# Goal:
Pick out each line in these entries that contains the string "content".

# Records for the task:

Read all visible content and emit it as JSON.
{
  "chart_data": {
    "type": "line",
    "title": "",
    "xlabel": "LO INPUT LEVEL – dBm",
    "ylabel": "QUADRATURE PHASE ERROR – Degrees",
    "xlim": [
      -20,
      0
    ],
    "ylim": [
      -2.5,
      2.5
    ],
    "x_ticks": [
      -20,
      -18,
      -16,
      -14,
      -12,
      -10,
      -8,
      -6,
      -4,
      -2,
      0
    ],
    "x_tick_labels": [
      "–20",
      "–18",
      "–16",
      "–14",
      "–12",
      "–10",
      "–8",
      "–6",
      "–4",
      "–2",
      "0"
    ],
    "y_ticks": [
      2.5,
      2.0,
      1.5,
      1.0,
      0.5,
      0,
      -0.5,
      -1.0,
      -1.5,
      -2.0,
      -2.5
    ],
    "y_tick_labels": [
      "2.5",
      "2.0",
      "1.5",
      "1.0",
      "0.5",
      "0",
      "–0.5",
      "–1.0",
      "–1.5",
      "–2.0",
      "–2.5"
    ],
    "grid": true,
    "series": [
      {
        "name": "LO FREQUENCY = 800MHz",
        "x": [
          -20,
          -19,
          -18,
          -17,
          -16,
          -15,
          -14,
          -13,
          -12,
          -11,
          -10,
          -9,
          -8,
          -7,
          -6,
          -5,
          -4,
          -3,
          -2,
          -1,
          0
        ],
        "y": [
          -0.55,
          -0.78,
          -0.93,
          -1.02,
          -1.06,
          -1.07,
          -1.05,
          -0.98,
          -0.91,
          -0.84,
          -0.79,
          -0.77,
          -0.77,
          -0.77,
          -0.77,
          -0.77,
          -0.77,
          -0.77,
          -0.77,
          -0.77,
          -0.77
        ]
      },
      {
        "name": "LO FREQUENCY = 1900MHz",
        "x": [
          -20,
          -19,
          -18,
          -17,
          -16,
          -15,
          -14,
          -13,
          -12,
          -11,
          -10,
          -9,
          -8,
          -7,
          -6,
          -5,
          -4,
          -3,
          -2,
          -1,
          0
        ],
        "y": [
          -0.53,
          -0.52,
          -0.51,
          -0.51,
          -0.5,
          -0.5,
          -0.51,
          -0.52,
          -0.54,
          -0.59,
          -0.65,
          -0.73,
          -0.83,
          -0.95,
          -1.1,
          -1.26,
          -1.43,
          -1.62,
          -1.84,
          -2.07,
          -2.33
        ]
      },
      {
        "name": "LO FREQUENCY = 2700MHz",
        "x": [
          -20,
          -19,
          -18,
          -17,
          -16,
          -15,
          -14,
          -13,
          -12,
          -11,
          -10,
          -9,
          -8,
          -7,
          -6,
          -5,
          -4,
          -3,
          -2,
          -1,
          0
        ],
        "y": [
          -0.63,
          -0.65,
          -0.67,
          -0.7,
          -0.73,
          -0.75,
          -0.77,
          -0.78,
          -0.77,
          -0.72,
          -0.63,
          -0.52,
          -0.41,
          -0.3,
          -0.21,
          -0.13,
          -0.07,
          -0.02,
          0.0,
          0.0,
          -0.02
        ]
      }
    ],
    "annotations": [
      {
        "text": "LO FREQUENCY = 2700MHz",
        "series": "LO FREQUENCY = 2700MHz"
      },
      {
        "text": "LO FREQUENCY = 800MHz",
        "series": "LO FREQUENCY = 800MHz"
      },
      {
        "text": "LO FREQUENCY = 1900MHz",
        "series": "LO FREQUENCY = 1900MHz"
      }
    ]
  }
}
--
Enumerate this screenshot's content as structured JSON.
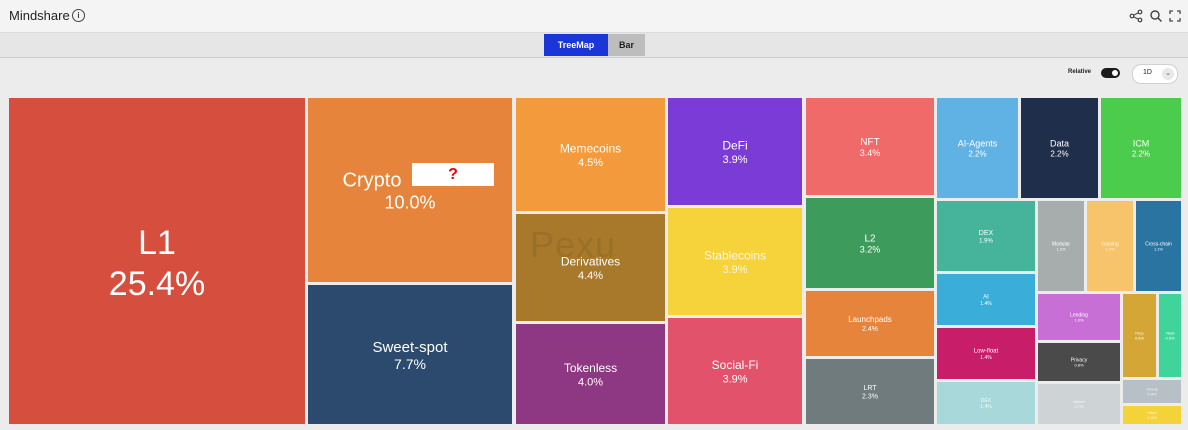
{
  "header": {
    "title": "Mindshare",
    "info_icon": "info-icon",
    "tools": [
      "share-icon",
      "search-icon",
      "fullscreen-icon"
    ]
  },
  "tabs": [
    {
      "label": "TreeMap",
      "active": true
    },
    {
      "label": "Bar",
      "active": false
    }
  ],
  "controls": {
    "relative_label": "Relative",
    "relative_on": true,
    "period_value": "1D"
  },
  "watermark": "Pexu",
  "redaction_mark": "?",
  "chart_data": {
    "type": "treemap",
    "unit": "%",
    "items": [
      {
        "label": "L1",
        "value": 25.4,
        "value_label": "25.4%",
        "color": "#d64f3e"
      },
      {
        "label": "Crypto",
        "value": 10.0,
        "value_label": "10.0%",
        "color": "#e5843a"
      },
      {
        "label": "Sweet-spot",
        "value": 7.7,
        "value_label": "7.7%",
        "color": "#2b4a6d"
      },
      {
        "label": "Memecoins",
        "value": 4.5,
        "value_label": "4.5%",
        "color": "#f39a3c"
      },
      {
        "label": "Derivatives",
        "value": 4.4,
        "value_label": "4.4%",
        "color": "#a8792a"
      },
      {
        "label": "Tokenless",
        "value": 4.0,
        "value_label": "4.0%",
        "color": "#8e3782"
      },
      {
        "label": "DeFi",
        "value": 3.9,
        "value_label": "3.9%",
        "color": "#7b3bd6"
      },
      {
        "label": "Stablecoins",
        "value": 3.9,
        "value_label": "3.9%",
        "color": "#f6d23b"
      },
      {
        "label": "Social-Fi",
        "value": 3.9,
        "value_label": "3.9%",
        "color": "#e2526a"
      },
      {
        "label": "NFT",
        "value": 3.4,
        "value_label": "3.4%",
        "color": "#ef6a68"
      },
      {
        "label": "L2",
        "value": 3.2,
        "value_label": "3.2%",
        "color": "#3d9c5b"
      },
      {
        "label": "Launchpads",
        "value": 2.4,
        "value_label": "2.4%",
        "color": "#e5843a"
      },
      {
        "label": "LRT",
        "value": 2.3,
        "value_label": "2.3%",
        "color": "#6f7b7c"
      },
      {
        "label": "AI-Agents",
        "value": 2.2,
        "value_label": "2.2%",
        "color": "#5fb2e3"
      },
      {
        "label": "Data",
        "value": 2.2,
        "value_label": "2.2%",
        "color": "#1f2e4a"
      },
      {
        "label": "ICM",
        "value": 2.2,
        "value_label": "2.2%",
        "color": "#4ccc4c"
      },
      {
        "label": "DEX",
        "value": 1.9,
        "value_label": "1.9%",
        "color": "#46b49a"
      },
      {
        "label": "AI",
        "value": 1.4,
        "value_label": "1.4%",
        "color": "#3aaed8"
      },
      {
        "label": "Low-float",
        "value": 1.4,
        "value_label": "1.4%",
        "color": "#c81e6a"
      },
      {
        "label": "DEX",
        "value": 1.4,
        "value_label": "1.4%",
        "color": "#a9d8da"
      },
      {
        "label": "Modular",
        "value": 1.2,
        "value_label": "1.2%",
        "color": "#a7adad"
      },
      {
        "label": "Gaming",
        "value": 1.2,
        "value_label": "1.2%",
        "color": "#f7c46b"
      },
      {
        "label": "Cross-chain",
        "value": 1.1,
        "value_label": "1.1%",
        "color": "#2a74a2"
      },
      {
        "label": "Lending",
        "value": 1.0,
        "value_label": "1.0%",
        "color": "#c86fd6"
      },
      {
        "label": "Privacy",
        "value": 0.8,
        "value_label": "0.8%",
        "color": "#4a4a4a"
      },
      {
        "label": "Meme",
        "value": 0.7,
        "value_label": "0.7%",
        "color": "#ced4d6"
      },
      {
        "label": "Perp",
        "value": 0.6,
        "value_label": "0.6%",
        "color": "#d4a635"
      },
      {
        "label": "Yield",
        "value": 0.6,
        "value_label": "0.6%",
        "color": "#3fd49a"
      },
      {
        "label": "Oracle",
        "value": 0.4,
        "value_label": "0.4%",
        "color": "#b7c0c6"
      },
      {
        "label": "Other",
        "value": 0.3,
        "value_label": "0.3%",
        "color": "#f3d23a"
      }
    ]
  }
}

# Response to the task:
Read all visible content and emit it as JSON.
Enumerate this screenshot's content as structured JSON.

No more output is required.